— START INFORMATION SHOWN —

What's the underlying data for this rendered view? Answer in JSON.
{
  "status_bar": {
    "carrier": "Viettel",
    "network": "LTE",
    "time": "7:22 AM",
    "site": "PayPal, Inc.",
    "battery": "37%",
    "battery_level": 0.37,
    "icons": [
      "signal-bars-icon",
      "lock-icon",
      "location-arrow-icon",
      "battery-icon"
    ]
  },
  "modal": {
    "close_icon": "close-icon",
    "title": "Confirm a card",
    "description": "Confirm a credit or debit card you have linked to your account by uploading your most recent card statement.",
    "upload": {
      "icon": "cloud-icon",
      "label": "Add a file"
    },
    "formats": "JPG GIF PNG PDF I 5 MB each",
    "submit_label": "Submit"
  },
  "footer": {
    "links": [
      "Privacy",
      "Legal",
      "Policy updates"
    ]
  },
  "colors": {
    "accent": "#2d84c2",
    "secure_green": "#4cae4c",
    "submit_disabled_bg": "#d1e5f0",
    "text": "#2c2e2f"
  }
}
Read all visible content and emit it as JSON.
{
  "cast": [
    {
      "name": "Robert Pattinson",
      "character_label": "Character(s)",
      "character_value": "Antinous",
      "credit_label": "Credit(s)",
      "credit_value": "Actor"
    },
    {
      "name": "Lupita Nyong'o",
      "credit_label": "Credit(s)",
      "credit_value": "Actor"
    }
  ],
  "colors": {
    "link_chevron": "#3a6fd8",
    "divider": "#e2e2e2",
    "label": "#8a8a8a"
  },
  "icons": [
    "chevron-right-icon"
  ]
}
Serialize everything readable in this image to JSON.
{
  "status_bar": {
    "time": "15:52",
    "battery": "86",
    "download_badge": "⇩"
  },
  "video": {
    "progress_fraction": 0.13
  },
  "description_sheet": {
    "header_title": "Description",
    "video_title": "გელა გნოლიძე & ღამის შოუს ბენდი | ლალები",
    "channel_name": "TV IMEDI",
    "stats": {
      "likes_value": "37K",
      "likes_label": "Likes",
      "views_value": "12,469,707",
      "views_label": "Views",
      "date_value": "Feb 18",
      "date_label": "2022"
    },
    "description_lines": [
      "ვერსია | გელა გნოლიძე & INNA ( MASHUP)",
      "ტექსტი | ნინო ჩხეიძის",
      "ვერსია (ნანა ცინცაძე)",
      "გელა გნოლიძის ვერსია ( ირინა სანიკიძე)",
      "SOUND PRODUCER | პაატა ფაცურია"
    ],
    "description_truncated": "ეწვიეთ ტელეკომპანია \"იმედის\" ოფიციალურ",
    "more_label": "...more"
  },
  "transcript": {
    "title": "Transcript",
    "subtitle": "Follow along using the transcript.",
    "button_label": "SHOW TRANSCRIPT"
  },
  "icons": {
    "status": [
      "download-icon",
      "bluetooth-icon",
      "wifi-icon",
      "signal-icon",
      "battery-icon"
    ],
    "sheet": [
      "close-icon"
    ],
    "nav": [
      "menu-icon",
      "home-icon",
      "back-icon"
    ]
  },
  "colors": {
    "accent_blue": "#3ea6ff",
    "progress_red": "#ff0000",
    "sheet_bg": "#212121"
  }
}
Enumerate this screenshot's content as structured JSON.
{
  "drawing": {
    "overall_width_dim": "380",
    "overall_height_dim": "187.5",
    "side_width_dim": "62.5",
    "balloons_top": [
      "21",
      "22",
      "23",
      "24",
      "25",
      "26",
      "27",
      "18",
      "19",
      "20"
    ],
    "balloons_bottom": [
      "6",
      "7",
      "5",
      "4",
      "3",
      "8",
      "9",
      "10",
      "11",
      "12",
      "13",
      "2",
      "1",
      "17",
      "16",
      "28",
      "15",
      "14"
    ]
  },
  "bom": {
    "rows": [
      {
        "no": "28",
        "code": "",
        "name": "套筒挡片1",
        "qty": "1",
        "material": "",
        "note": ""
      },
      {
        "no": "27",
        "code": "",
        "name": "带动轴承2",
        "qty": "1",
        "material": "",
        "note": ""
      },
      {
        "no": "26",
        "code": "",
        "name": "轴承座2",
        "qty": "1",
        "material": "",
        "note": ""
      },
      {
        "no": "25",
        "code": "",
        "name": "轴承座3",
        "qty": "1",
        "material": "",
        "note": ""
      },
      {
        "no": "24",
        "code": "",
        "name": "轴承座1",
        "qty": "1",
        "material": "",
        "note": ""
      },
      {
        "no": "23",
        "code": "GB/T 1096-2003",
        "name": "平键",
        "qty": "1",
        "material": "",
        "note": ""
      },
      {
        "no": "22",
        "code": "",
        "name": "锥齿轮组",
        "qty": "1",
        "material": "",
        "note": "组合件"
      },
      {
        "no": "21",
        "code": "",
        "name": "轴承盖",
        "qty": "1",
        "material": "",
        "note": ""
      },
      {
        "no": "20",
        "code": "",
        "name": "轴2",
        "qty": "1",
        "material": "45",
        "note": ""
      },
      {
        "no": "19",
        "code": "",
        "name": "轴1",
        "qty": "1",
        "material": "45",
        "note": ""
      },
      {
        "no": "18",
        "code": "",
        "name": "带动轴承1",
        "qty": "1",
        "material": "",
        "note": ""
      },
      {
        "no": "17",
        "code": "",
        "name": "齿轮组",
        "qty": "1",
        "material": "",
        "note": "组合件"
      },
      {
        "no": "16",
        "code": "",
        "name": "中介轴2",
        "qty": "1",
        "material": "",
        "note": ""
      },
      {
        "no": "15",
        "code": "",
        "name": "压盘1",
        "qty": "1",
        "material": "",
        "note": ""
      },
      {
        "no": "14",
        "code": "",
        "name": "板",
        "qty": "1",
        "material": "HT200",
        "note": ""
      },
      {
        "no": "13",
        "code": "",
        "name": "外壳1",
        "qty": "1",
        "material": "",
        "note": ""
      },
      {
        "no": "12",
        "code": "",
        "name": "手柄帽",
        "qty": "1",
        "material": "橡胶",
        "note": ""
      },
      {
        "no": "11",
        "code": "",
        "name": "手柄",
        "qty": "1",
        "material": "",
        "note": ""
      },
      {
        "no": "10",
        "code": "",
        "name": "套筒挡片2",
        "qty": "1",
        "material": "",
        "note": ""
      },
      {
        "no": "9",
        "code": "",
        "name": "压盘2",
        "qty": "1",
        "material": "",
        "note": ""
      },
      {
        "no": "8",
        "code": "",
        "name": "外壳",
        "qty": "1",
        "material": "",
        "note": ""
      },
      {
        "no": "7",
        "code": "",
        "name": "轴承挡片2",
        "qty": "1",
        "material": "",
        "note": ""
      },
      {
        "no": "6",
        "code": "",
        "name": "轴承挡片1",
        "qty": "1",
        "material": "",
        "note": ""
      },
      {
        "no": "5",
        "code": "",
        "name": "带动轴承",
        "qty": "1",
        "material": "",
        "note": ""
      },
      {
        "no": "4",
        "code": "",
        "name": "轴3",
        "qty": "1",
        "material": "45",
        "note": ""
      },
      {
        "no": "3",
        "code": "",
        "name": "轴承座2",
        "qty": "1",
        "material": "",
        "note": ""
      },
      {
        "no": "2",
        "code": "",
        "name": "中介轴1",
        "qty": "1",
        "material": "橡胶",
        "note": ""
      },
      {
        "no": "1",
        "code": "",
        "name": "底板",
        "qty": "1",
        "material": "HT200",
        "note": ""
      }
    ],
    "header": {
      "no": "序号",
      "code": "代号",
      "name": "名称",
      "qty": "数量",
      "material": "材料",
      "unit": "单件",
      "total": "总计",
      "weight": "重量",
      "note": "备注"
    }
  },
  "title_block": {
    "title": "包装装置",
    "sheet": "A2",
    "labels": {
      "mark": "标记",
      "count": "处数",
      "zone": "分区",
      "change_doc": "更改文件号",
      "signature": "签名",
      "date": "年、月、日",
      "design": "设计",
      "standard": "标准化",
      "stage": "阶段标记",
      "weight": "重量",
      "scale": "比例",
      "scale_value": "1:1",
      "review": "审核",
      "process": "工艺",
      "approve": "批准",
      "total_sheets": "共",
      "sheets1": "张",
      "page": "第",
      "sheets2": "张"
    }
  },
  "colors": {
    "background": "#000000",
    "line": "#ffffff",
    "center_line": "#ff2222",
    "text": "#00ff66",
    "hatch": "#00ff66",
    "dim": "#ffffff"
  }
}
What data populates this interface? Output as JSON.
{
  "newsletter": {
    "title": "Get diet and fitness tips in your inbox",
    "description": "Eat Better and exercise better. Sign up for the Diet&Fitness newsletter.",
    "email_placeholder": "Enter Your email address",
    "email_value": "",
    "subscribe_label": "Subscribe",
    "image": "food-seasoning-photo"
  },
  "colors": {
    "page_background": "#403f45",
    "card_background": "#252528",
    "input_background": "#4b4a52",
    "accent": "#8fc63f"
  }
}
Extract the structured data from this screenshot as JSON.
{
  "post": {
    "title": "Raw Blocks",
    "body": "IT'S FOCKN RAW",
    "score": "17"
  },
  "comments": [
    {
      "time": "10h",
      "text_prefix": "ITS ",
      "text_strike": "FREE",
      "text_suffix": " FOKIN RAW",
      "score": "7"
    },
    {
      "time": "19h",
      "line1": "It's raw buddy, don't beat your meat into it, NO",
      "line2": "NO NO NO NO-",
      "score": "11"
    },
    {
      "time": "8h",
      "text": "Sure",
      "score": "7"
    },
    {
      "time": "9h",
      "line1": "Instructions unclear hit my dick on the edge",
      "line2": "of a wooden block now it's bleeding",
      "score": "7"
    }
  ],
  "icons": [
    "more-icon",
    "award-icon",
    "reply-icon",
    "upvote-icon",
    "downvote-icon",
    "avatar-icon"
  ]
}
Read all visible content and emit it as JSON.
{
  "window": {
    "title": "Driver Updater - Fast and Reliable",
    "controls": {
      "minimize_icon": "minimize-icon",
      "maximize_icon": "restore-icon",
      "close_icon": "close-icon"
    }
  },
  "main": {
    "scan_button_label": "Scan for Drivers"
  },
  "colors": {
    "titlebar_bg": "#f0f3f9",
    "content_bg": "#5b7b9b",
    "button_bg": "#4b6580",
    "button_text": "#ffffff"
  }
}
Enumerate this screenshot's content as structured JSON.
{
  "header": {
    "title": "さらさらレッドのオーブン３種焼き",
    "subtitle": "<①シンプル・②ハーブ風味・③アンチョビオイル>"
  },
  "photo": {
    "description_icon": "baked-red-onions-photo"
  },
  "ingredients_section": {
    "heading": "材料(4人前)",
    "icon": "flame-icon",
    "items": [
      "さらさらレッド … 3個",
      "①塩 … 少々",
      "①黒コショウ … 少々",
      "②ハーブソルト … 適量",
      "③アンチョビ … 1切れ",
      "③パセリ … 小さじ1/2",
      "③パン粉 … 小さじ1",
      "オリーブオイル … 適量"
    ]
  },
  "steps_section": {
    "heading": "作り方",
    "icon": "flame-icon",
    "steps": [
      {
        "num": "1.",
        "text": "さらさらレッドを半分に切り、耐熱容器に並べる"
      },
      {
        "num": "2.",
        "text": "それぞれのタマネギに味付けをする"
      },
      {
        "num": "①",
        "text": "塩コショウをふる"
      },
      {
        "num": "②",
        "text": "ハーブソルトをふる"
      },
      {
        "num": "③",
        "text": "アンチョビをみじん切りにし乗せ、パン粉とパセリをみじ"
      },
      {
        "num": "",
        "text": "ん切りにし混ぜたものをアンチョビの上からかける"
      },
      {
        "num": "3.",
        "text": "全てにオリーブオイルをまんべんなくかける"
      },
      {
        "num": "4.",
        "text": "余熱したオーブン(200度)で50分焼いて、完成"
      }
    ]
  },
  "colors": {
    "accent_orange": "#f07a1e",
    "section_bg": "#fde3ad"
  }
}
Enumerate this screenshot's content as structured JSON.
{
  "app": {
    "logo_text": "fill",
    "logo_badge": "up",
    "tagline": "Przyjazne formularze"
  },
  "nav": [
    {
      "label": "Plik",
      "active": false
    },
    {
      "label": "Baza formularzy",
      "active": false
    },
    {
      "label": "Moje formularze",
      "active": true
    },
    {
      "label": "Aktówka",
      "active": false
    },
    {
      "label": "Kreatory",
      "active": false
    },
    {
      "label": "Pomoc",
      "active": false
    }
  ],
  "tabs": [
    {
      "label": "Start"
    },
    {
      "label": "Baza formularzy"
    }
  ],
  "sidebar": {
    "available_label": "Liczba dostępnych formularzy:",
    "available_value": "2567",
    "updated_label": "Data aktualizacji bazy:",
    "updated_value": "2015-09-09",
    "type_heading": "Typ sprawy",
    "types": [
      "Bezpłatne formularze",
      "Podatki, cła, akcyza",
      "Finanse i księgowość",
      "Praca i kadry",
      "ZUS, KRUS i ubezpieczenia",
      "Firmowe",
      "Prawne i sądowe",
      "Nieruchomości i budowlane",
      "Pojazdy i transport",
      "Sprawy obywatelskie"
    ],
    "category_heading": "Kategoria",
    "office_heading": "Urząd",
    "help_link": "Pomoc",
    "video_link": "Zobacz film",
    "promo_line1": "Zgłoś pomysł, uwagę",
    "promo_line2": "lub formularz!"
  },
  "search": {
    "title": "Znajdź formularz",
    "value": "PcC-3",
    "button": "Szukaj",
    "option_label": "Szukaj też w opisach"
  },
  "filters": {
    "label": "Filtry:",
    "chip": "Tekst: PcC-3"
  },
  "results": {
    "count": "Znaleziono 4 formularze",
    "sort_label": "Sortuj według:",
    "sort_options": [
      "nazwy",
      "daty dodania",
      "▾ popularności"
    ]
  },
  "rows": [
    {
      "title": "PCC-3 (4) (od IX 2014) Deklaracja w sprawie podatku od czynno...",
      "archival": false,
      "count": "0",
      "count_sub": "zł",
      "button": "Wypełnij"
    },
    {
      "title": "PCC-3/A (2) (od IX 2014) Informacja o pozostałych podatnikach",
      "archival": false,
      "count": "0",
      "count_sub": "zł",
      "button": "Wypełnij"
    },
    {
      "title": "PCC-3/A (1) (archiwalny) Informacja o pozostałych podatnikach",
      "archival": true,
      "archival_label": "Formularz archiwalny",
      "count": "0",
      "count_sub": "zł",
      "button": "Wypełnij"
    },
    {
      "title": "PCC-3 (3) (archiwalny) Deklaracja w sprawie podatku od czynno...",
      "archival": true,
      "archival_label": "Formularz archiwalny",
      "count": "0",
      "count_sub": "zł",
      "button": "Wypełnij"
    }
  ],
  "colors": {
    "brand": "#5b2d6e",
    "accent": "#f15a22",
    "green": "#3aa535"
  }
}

— END INFORMATION SHOWN —

#### WHAT YOU SHOULD DO:
Among the lines of the data above, determine how many contain the word "archiwalny". Report the number alone.

#### EXERCISE RESPONSE:
4